:: Records for this task

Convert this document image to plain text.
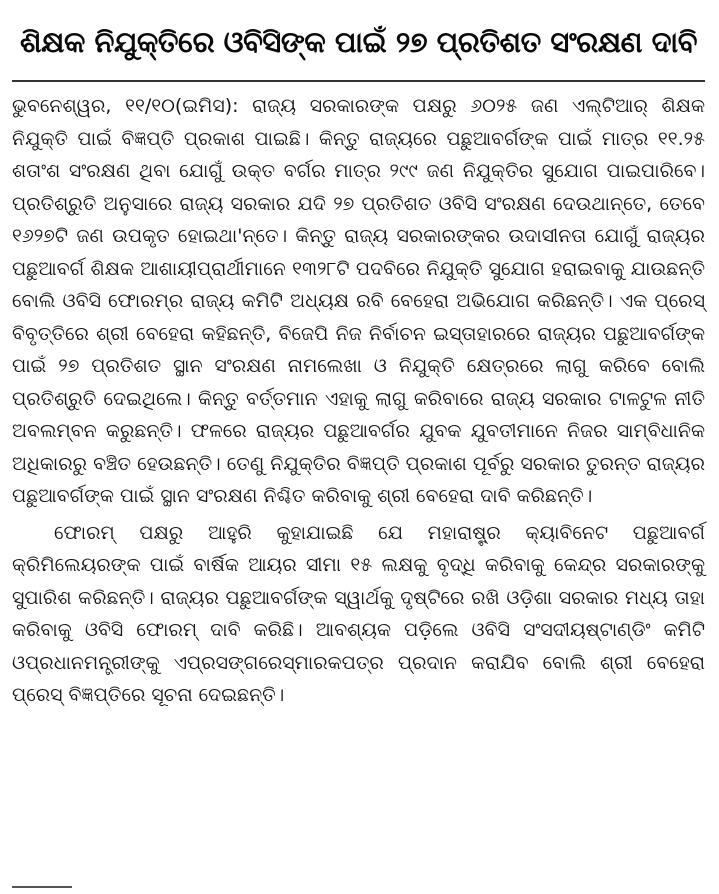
ଶିକ୍ଷକ ନିଯୁକ୍ତିରେ ଓବିସିଙ୍କ ପାଇଁ ୨୭ ପ୍ରତିଶତ ସଂରକ୍ଷଣ ଦାବି

ଭୁବନେଶ୍ୱର, ୧୧/୧୦(ଇମିସ): ରାଜ୍ୟ ସରକାରଙ୍କ ପକ୍ଷରୁ ୬୦୨୫ ଜଣ ଏଲ୍‌ଟିଆର୍ ଶିକ୍ଷକ ନିଯୁକ୍ତି ପାଇଁ ବିଜ୍ଞପ୍ତି ପ୍ରକାଶ ପାଇଛି। କିନ୍ତୁ ରାଜ୍ୟରେ ପଛୁଆବର୍ଗଙ୍କ ପାଇଁ ମାତ୍ର ୧୧.୨୫ ଶତାଂଶ ସଂରକ୍ଷଣ ଥିବା ଯୋଗୁଁ ଉକ୍ତ ବର୍ଗର ମାତ୍ର ୨୯୯ ଜଣ ନିଯୁକ୍ତିର ସୁଯୋଗ ପାଇପାରିବେ। ପ୍ରତିଶ୍ରୁତି ଅନୁସାରେ ରାଜ୍ୟ ସରକାର ଯଦି ୨୭ ପ୍ରତିଶତ ଓବିସି ସଂରକ୍ଷଣ ଦେଉଥାନ୍ତେ, ତେବେ ୧୬୨୭ଟି ଜଣ ଉପକୃତ ହୋଇଥା'ନ୍ତେ। କିନ୍ତୁ ରାଜ୍ୟ ସରକାରଙ୍କର ଉଦାସୀନତା ଯୋଗୁଁ ରାଜ୍ୟର ପଛୁଆବର୍ଗ ଶିକ୍ଷକ ଆଶାୟୀପ୍ରାର୍ଥୀମାନେ ୧୩୨୮ଟି ପଦବିରେ ନିଯୁକ୍ତି ସୁଯୋଗ ହରାଇବାକୁ ଯାଉଛନ୍ତି ବୋଲି ଓବିସି ଫୋରମ୍‌ର ରାଜ୍ୟ କମିଟି ଅଧ୍ୟକ୍ଷ ରବି ବେହେରା ଅଭିଯୋଗ କରିଛନ୍ତି। ଏକ ପ୍ରେସ୍ ବିବୃତ୍ତିରେ ଶ୍ରୀ ବେହେରା କହିଛନ୍ତି, ବିଜେପି ନିଜ ନିର୍ବାଚନ ଇସ୍ତାହାରରେ ରାଜ୍ୟର ପଛୁଆବର୍ଗଙ୍କ ପାଇଁ ୨୭ ପ୍ରତିଶତ ସ୍ଥାନ ସଂରକ୍ଷଣ ନାମଲେଖା ଓ ନିଯୁକ୍ତି କ୍ଷେତ୍ରରେ ଲାଗୁ କରିବେ ବୋଲି ପ୍ରତିଶ୍ରୁତି ଦେଇଥିଲେ। କିନ୍ତୁ ବର୍ତ୍ତମାନ ଏହାକୁ ଲାଗୁ କରିବାରେ ରାଜ୍ୟ ସରକାର ଟାଳଟୁଳ ନୀତି ଅବଲମ୍ବନ କରୁଛନ୍ତି। ଫଳରେ ରାଜ୍ୟର ପଛୁଆବର୍ଗର ଯୁବକ ଯୁବତୀମାନେ ନିଜର ସାମ୍ବିଧାନିକ ଅଧିକାରରୁ ବଞ୍ଚିତ ହେଉଛନ୍ତି। ତେଣୁ ନିଯୁକ୍ତିର ବିଜ୍ଞପ୍ତି ପ୍ରକାଶ ପୂର୍ବରୁ ସରକାର ତୁରନ୍ତ ରାଜ୍ୟର ପଛୁଆବର୍ଗଙ୍କ ପାଇଁ ସ୍ଥାନ ସଂରକ୍ଷଣ ନିଶ୍ଚିତ କରିବାକୁ ଶ୍ରୀ ବେହେରା ଦାବି କରିଛନ୍ତି।

ଫୋରମ୍ ପକ୍ଷରୁ ଆହୁରି କୁହାଯାଇଛି ଯେ ମହାରାଷ୍ଟ୍ର କ୍ୟାବିନେଟ ପଛୁଆବର୍ଗ କ୍ରିମିଲେୟରଙ୍କ ପାଇଁ ବାର୍ଷିକ ଆୟର ସୀମା ୧୫ ଲକ୍ଷକୁ ବୃଦ୍ଧି କରିବାକୁ କେନ୍ଦ୍ର ସରକାରଙ୍କୁ ସୁପାରିଶ କରିଛନ୍ତି। ରାଜ୍ୟର ପଛୁଆବର୍ଗଙ୍କ ସ୍ୱାର୍ଥକୁ ଦୃଷ୍ଟିରେ ରଖି ଓଡ଼ିଶା ସରକାର ମଧ୍ୟ ତାହା କରିବାକୁ ଓବିସି ଫୋରମ୍ ଦାବି କରିଛି। ଆବଶ୍ୟକ ପଡ଼ିଲେ ଓବିସି ସଂସଦୀୟଷ୍ଟାଣ୍ଡିଂ କମିଟି ଓପ୍ରଧାନମନ୍ତ୍ରୀଙ୍କୁ ଏପ୍ରସଙ୍ଗରେସ୍ମାରକପତ୍ର ପ୍ରଦାନ କରାଯିବ ବୋଲି ଶ୍ରୀ ବେହେରା ପ୍ରେସ୍ ବିଜ୍ଞପ୍ତିରେ ସୂଚନା ଦେଇଛନ୍ତି।
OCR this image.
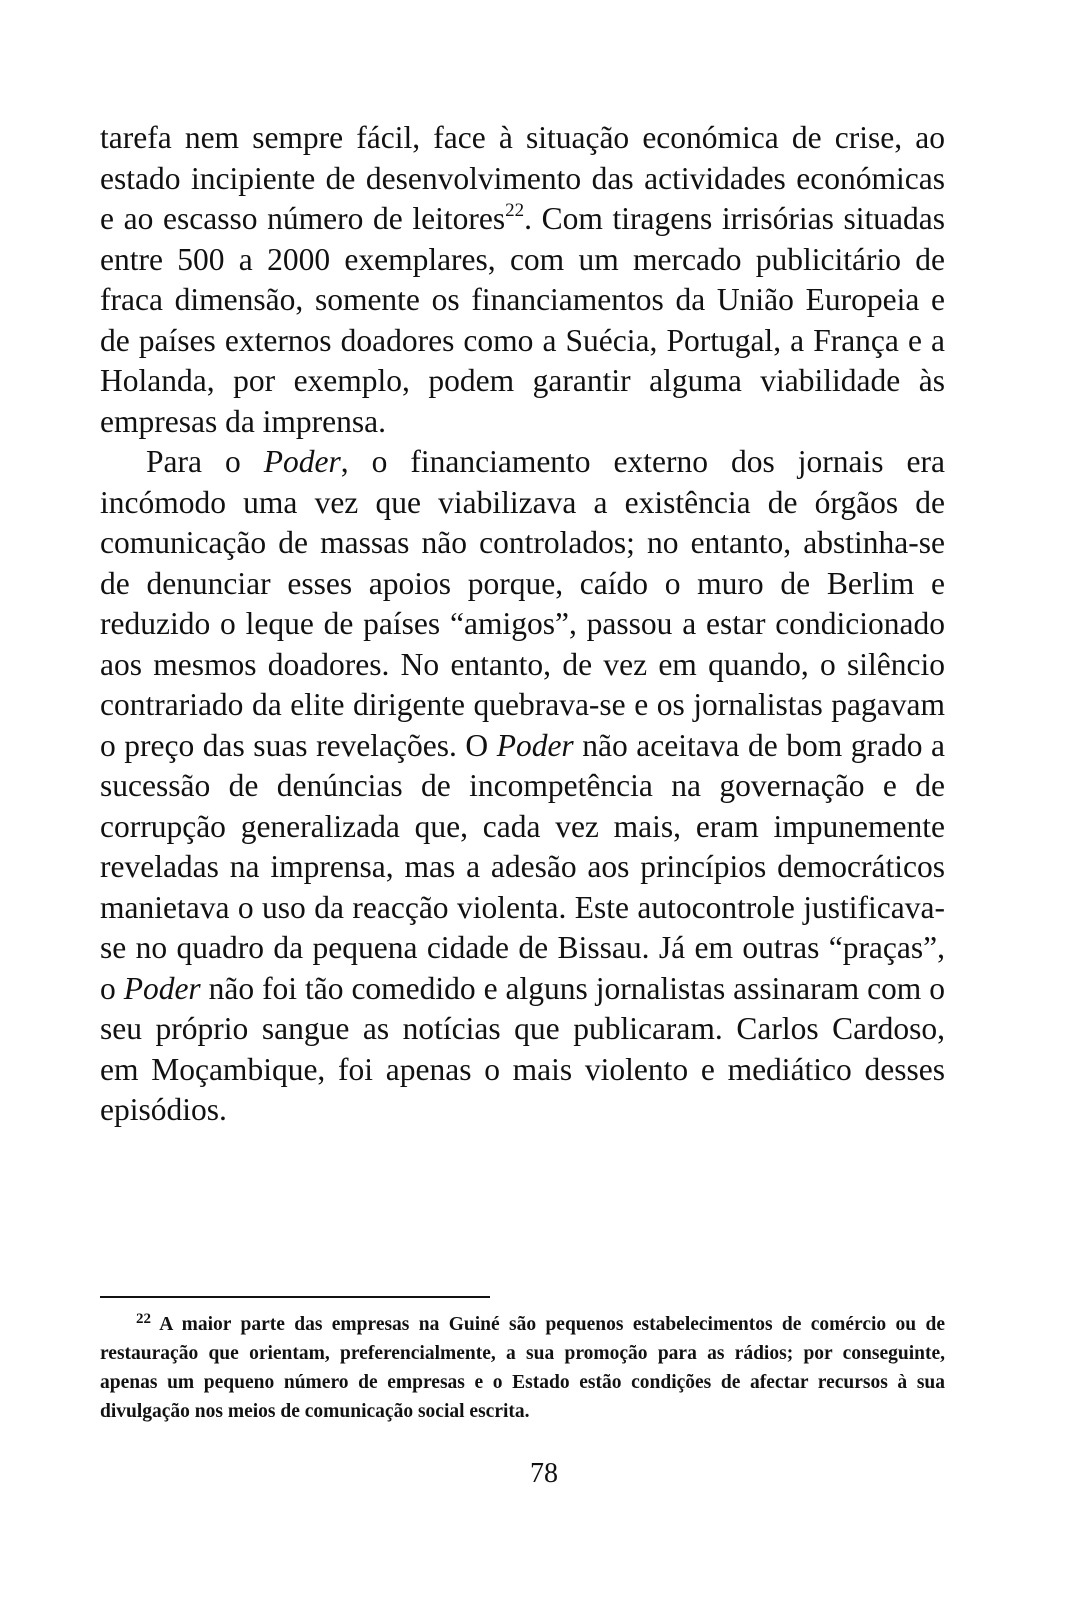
tarefa nem sempre fácil, face à situação económica de crise, ao estado incipiente de desenvolvimento das actividades económicas e ao escasso número de leitores$^{22}$. Com tiragens irrisórias situadas entre 500 a 2000 exemplares, com um mercado publicitário de fraca dimensão, somente os financiamentos da União Europeia e de países externos doadores como a Suécia, Portugal, a França e a Holanda, por exemplo, podem garantir alguma viabilidade às empresas da imprensa.

Para o Poder, o financiamento externo dos jornais era incómodo uma vez que viabilizava a existência de órgãos de comunicação de massas não controlados; no entanto, abstinha-se de denunciar esses apoios porque, caído o muro de Berlim e reduzido o leque de países “amigos”, passou a estar condicionado aos mesmos doadores. No entanto, de vez em quando, o silêncio contrariado da elite dirigente quebrava-se e os jornalistas pagavam o preço das suas revelações. O Poder não aceitava de bom grado a sucessão de denúncias de incompetência na governação e de corrupção generalizada que, cada vez mais, eram impunemente reveladas na imprensa, mas a adesão aos princípios democráticos manietava o uso da reacção violenta. Este autocontrole justificava-se no quadro da pequena cidade de Bissau. Já em outras “praças”, o Poder não foi tão comedido e alguns jornalistas assinaram com o seu próprio sangue as notícias que publicaram. Carlos Cardoso, em Moçambique, foi apenas o mais violento e mediático desses episódios.

$^{22}$ A maior parte das empresas na Guiné são pequenos estabelecimentos de comércio ou de restauração que orientam, preferencialmente, a sua promoção para as rádios; por conseguinte, apenas um pequeno número de empresas e o Estado estão condições de afectar recursos à sua divulgação nos meios de comunicação social escrita.
78
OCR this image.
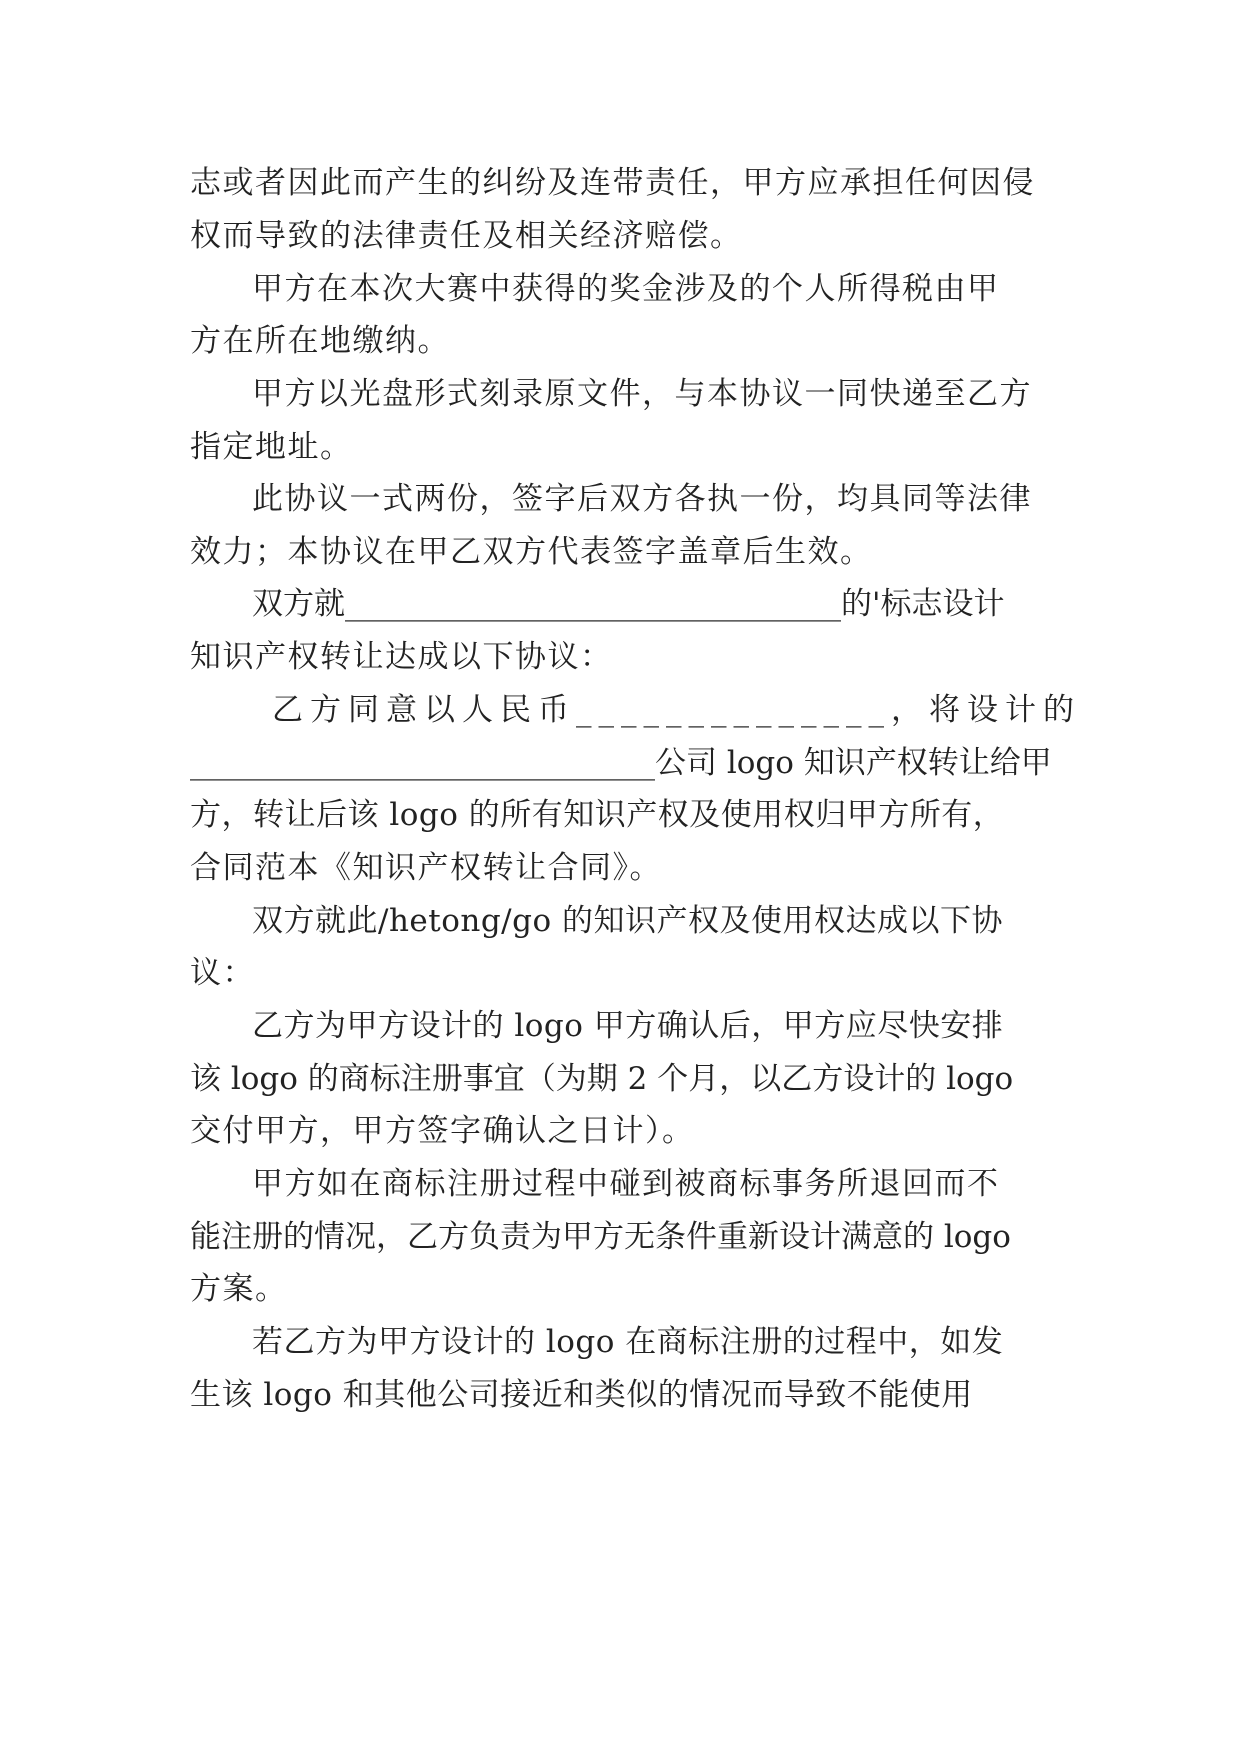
志或者因此而产生的纠纷及连带责任，甲方应承担任何因侵
权而导致的法律责任及相关经济赔偿。
甲方在本次大赛中获得的奖金涉及的个人所得税由甲
方在所在地缴纳。
甲方以光盘形式刻录原文件，与本协议一同快递至乙方
指定地址。
此协议一式两份，签字后双方各执一份，均具同等法律
效力；本协议在甲乙双方代表签字盖章后生效。
双方就________________________________的'标志设计
知识产权转让达成以下协议：
乙方同意以人民币______________，将设计的
______________________________公司 logo 知识产权转让给甲
方，转让后该 logo 的所有知识产权及使用权归甲方所有，
合同范本《知识产权转让合同》。
双方就此/hetong/go 的知识产权及使用权达成以下协
议：
乙方为甲方设计的 logo 甲方确认后，甲方应尽快安排
该 logo 的商标注册事宜（为期 2 个月，以乙方设计的 logo
交付甲方，甲方签字确认之日计）。
甲方如在商标注册过程中碰到被商标事务所退回而不
能注册的情况，乙方负责为甲方无条件重新设计满意的 logo
方案。
若乙方为甲方设计的 logo 在商标注册的过程中，如发
生该 logo 和其他公司接近和类似的情况而导致不能使用
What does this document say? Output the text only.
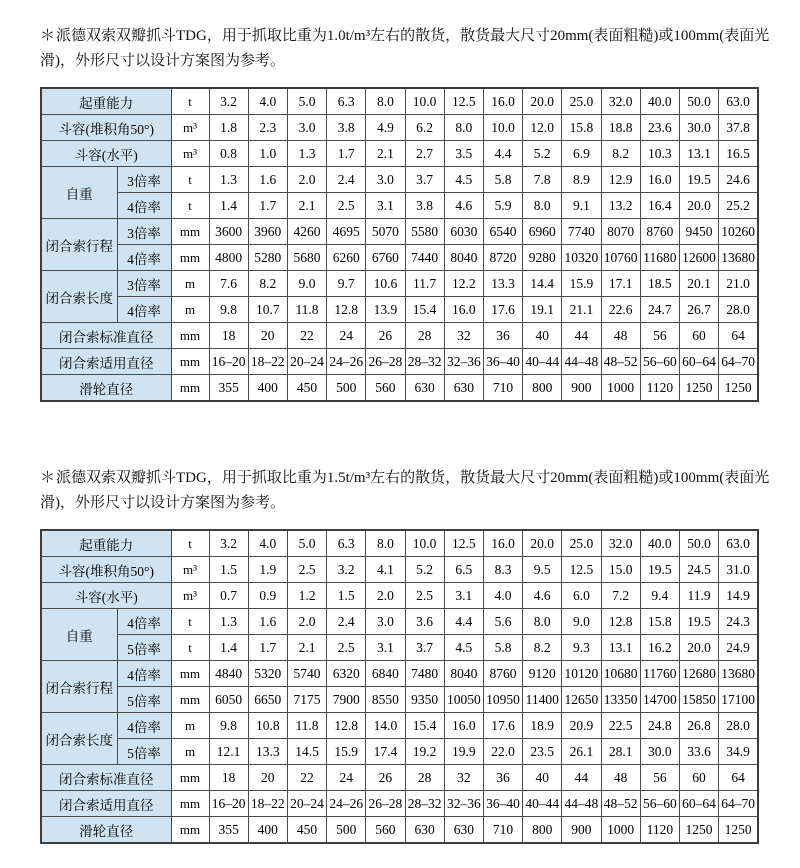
＊派德双索双瓣抓斗TDG，用于抓取比重为1.0t/m³左右的散货，散货最大尺寸20mm(表面粗糙)或100mm(表面光滑)，外形尺寸以设计方案图为参考。

起重能力		t	3.2	4.0	5.0	6.3	8.0	10.0	12.5	16.0	20.0	25.0	32.0	40.0	50.0	63.0
斗容(堆积角50°)		m³	1.8	2.3	3.0	3.8	4.9	6.2	8.0	10.0	12.0	15.8	18.8	23.6	30.0	37.8
斗容(水平)		m³	0.8	1.0	1.3	1.7	2.1	2.7	3.5	4.4	5.2	6.9	8.2	10.3	13.1	16.5
自重	3倍率	t	1.3	1.6	2.0	2.4	3.0	3.7	4.5	5.8	7.8	8.9	12.9	16.0	19.5	24.6
	4倍率	t	1.4	1.7	2.1	2.5	3.1	3.8	4.6	5.9	8.0	9.1	13.2	16.4	20.0	25.2
闭合索行程	3倍率	mm	3600	3960	4260	4695	5070	5580	6030	6540	6960	7740	8070	8760	9450	10260
	4倍率	mm	4800	5280	5680	6260	6760	7440	8040	8720	9280	10320	10760	11680	12600	13680
闭合索长度	3倍率	m	7.6	8.2	9.0	9.7	10.6	11.7	12.2	13.3	14.4	15.9	17.1	18.5	20.1	21.0
	4倍率	m	9.8	10.7	11.8	12.8	13.9	15.4	16.0	17.6	19.1	21.1	22.6	24.7	26.7	28.0
闭合索标准直径		mm	18	20	22	24	26	28	32	36	40	44	48	56	60	64
闭合索适用直径		mm	16–20	18–22	20–24	24–26	26–28	28–32	32–36	36–40	40–44	44–48	48–52	56–60	60–64	64–70
滑轮直径		mm	355	400	450	500	560	630	630	710	800	900	1000	1120	1250	1250

＊派德双索双瓣抓斗TDG，用于抓取比重为1.5t/m³左右的散货，散货最大尺寸20mm(表面粗糙)或100mm(表面光滑)，外形尺寸以设计方案图为参考。

起重能力		t	3.2	4.0	5.0	6.3	8.0	10.0	12.5	16.0	20.0	25.0	32.0	40.0	50.0	63.0
斗容(堆积角50°)		m³	1.5	1.9	2.5	3.2	4.1	5.2	6.5	8.3	9.5	12.5	15.0	19.5	24.5	31.0
斗容(水平)		m³	0.7	0.9	1.2	1.5	2.0	2.5	3.1	4.0	4.6	6.0	7.2	9.4	11.9	14.9
自重	4倍率	t	1.3	1.6	2.0	2.4	3.0	3.6	4.4	5.6	8.0	9.0	12.8	15.8	19.5	24.3
	5倍率	t	1.4	1.7	2.1	2.5	3.1	3.7	4.5	5.8	8.2	9.3	13.1	16.2	20.0	24.9
闭合索行程	4倍率	mm	4840	5320	5740	6320	6840	7480	8040	8760	9120	10120	10680	11760	12680	13680
	5倍率	mm	6050	6650	7175	7900	8550	9350	10050	10950	11400	12650	13350	14700	15850	17100
闭合索长度	4倍率	m	9.8	10.8	11.8	12.8	14.0	15.4	16.0	17.6	18.9	20.9	22.5	24.8	26.8	28.0
	5倍率	m	12.1	13.3	14.5	15.9	17.4	19.2	19.9	22.0	23.5	26.1	28.1	30.0	33.6	34.9
闭合索标准直径		mm	18	20	22	24	26	28	32	36	40	44	48	56	60	64
闭合索适用直径		mm	16–20	18–22	20–24	24–26	26–28	28–32	32–36	36–40	40–44	44–48	48–52	56–60	60–64	64–70
滑轮直径		mm	355	400	450	500	560	630	630	710	800	900	1000	1120	1250	1250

::::

Exercise goal =>
Pick out each line containing "text" and report it.

Output of the exercise =>
Convert this document image to plain text.
What does this document say? Output the text only.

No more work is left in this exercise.